#### YOUR GOAL:
Reproduce all of the data exactly.

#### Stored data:
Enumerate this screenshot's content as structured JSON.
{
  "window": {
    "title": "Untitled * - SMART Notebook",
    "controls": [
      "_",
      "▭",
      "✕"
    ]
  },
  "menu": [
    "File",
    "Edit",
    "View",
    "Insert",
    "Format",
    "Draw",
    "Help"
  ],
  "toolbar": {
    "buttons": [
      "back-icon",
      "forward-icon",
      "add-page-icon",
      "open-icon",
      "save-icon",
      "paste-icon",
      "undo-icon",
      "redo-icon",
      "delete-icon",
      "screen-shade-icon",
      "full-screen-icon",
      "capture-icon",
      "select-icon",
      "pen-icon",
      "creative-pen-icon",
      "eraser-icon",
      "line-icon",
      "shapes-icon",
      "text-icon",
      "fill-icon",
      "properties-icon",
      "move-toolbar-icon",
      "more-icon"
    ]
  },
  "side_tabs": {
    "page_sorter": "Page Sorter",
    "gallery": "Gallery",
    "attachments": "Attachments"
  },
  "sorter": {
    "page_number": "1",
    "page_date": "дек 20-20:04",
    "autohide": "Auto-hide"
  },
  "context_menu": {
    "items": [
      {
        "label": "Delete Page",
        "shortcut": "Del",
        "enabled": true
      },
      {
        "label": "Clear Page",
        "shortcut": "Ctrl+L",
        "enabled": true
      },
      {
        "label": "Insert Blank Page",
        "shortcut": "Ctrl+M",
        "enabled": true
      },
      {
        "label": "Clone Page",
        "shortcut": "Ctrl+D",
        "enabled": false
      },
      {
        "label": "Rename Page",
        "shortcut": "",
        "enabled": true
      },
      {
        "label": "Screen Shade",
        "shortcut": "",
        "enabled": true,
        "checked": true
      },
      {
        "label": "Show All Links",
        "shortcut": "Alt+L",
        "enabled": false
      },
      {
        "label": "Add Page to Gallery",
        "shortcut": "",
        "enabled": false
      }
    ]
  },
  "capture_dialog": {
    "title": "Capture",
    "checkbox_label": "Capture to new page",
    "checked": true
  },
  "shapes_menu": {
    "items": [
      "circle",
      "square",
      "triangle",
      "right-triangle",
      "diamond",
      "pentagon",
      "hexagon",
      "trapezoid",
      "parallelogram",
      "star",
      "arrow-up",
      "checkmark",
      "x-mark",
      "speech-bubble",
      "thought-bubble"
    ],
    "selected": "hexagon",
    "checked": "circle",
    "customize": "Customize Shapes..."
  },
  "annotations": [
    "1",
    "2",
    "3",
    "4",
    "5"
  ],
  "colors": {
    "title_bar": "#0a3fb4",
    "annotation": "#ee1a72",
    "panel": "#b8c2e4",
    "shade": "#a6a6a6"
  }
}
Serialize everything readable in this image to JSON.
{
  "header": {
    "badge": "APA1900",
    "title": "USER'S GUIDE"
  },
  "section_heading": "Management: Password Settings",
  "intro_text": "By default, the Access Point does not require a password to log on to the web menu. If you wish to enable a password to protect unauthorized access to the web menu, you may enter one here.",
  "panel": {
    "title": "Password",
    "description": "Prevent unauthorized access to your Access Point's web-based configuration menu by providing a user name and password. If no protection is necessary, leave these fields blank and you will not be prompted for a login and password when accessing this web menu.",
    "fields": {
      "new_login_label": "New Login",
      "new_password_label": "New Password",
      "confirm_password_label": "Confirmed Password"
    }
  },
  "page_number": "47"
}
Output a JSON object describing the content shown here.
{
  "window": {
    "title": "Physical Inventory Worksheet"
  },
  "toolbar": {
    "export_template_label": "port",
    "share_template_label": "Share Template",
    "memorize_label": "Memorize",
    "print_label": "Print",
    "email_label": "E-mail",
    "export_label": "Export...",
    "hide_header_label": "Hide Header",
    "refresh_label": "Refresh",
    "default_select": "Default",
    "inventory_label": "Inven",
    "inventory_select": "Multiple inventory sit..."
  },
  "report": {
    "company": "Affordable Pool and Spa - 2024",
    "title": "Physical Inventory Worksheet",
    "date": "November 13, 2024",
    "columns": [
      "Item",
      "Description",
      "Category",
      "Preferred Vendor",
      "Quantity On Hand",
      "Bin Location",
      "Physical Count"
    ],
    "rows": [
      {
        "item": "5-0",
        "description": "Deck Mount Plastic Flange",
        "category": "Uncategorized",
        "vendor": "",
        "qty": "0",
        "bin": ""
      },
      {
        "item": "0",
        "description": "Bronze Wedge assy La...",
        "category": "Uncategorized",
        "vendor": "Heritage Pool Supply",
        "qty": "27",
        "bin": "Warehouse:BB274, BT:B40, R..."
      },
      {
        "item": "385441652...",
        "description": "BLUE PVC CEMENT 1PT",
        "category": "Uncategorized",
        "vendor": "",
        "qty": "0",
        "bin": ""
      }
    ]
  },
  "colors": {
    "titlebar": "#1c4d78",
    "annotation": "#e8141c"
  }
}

#### TASK ANSWER:
Enumerate this screenshot's content as structured JSON.
{
  "window": {
    "title": "Untitled * - SMART Notebook",
    "controls": [
      "_",
      "▭",
      "✕"
    ]
  },
  "menu": [
    "File",
    "Edit",
    "View",
    "Insert",
    "Format",
    "Draw",
    "Help"
  ],
  "toolbar": {
    "buttons": [
      "back-icon",
      "forward-icon",
      "add-page-icon",
      "open-icon",
      "save-icon",
      "paste-icon",
      "undo-icon",
      "redo-icon",
      "delete-icon",
      "screen-shade-icon",
      "full-screen-icon",
      "capture-icon",
      "select-icon",
      "pen-icon",
      "creative-pen-icon",
      "eraser-icon",
      "line-icon",
      "shapes-icon",
      "text-icon",
      "fill-icon",
      "properties-icon",
      "move-toolbar-icon",
      "more-icon"
    ]
  },
  "side_tabs": {
    "page_sorter": "Page Sorter",
    "gallery": "Gallery",
    "attachments": "Attachments"
  },
  "sorter": {
    "page_number": "1",
    "page_date": "дек 20-20:04",
    "autohide": "Auto-hide"
  },
  "context_menu": {
    "items": [
      {
        "label": "Delete Page",
        "shortcut": "Del",
        "enabled": true
      },
      {
        "label": "Clear Page",
        "shortcut": "Ctrl+L",
        "enabled": true
      },
      {
        "label": "Insert Blank Page",
        "shortcut": "Ctrl+M",
        "enabled": true
      },
      {
        "label": "Clone Page",
        "shortcut": "Ctrl+D",
        "enabled": false
      },
      {
        "label": "Rename Page",
        "shortcut": "",
        "enabled": true
      },
      {
        "label": "Screen Shade",
        "shortcut": "",
        "enabled": true,
        "checked": true
      },
      {
        "label": "Show All Links",
        "shortcut": "Alt+L",
        "enabled": false
      },
      {
        "label": "Add Page to Gallery",
        "shortcut": "",
        "enabled": false
      }
    ]
  },
  "capture_dialog": {
    "title": "Capture",
    "checkbox_label": "Capture to new page",
    "checked": true
  },
  "shapes_menu": {
    "items": [
      "circle",
      "square",
      "triangle",
      "right-triangle",
      "diamond",
      "pentagon",
      "hexagon",
      "trapezoid",
      "parallelogram",
      "star",
      "arrow-up",
      "checkmark",
      "x-mark",
      "speech-bubble",
      "thought-bubble"
    ],
    "selected": "hexagon",
    "checked": "circle",
    "customize": "Customize Shapes..."
  },
  "annotations": [
    "1",
    "2",
    "3",
    "4",
    "5"
  ],
  "colors": {
    "title_bar": "#0a3fb4",
    "annotation": "#ee1a72",
    "panel": "#b8c2e4",
    "shade": "#a6a6a6"
  }
}
Serialize everything readable in this image to JSON.
{
  "header": {
    "badge": "APA1900",
    "title": "USER'S GUIDE"
  },
  "section_heading": "Management: Password Settings",
  "intro_text": "By default, the Access Point does not require a password to log on to the web menu. If you wish to enable a password to protect unauthorized access to the web menu, you may enter one here.",
  "panel": {
    "title": "Password",
    "description": "Prevent unauthorized access to your Access Point's web-based configuration menu by providing a user name and password. If no protection is necessary, leave these fields blank and you will not be prompted for a login and password when accessing this web menu.",
    "fields": {
      "new_login_label": "New Login",
      "new_password_label": "New Password",
      "confirm_password_label": "Confirmed Password"
    }
  },
  "page_number": "47"
}
Output a JSON object describing the content shown here.
{
  "window": {
    "title": "Physical Inventory Worksheet"
  },
  "toolbar": {
    "export_template_label": "port",
    "share_template_label": "Share Template",
    "memorize_label": "Memorize",
    "print_label": "Print",
    "email_label": "E-mail",
    "export_label": "Export...",
    "hide_header_label": "Hide Header",
    "refresh_label": "Refresh",
    "default_select": "Default",
    "inventory_label": "Inven",
    "inventory_select": "Multiple inventory sit..."
  },
  "report": {
    "company": "Affordable Pool and Spa - 2024",
    "title": "Physical Inventory Worksheet",
    "date": "November 13, 2024",
    "columns": [
      "Item",
      "Description",
      "Category",
      "Preferred Vendor",
      "Quantity On Hand",
      "Bin Location",
      "Physical Count"
    ],
    "rows": [
      {
        "item": "5-0",
        "description": "Deck Mount Plastic Flange",
        "category": "Uncategorized",
        "vendor": "",
        "qty": "0",
        "bin": ""
      },
      {
        "item": "0",
        "description": "Bronze Wedge assy La...",
        "category": "Uncategorized",
        "vendor": "Heritage Pool Supply",
        "qty": "27",
        "bin": "Warehouse:BB274, BT:B40, R..."
      },
      {
        "item": "385441652...",
        "description": "BLUE PVC CEMENT 1PT",
        "category": "Uncategorized",
        "vendor": "",
        "qty": "0",
        "bin": ""
      }
    ]
  },
  "colors": {
    "titlebar": "#1c4d78",
    "annotation": "#e8141c"
  }
}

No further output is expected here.